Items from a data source
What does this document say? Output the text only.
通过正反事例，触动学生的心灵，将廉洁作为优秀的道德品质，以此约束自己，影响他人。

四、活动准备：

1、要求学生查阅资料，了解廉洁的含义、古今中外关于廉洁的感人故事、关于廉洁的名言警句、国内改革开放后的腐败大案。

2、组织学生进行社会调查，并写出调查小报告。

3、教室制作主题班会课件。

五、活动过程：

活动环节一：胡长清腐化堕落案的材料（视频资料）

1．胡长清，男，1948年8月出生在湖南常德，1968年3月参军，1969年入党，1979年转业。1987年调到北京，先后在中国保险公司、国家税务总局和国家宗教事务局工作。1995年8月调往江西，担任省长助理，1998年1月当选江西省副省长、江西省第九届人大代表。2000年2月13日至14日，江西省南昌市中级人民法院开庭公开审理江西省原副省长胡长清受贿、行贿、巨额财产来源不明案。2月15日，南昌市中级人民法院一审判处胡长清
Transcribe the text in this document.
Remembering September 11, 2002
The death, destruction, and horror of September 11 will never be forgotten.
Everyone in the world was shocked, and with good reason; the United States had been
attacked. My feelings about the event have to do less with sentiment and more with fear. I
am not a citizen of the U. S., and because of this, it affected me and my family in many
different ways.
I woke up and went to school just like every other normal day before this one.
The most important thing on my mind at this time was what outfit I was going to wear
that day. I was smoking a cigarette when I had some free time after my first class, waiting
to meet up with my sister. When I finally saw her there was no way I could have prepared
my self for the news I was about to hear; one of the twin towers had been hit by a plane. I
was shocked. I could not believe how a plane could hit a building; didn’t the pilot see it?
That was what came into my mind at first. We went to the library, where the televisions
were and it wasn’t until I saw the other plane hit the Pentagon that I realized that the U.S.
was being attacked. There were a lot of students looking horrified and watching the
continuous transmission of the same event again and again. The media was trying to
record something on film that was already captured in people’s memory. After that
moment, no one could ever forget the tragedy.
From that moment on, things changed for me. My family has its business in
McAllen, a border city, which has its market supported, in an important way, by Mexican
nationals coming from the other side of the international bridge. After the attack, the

Work required
Where a line above contains the string "important", copy that line.

Exercise solution
The most important thing on my mind at this time was what outfit I was going to wear
McAllen, a border city, which has its market supported, in an important way, by Mexican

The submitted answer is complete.